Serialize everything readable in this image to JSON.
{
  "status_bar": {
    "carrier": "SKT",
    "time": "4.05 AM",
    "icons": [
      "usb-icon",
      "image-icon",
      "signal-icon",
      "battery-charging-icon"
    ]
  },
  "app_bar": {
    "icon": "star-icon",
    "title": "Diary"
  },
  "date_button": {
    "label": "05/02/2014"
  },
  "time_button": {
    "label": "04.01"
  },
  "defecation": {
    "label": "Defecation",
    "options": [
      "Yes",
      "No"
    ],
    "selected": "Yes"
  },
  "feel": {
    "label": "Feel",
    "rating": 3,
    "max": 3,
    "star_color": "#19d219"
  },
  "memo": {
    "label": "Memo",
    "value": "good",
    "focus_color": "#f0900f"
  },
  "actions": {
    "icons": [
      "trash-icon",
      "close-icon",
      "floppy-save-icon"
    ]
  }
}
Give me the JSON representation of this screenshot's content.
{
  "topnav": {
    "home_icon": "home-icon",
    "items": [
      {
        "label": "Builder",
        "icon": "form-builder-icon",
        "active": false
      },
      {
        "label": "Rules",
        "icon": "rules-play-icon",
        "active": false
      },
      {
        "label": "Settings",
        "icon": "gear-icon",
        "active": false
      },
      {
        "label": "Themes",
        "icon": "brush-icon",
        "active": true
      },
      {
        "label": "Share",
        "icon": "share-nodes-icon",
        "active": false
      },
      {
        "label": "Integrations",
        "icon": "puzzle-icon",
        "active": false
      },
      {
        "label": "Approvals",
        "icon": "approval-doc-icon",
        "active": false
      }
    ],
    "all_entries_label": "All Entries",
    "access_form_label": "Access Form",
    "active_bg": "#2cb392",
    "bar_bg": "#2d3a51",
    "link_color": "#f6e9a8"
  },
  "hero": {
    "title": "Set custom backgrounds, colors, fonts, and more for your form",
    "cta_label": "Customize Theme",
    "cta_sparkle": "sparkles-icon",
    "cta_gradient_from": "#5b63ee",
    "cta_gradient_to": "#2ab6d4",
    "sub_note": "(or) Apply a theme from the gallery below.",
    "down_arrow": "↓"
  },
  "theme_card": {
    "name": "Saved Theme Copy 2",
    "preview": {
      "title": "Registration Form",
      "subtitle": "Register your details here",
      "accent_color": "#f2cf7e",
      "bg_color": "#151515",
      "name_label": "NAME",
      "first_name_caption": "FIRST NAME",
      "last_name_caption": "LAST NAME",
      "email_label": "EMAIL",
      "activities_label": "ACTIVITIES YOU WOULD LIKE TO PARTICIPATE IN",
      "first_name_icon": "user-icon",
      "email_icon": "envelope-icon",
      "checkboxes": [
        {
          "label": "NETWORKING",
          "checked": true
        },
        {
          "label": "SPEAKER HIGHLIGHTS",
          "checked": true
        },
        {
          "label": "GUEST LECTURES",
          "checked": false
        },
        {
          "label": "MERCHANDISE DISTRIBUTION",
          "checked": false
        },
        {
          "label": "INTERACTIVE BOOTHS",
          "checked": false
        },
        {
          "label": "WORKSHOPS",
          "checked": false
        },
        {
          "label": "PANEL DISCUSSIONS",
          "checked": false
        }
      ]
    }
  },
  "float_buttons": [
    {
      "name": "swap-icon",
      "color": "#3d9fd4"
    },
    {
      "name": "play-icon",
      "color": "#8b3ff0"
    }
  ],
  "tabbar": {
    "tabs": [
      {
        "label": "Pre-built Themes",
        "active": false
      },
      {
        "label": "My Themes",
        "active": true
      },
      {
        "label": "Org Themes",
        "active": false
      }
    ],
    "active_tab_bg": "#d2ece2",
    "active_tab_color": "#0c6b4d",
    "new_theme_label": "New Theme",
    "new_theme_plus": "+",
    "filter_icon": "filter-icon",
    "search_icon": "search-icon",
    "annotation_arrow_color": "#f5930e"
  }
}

*****

For the data above, state only how many lines include the word "Themes".

4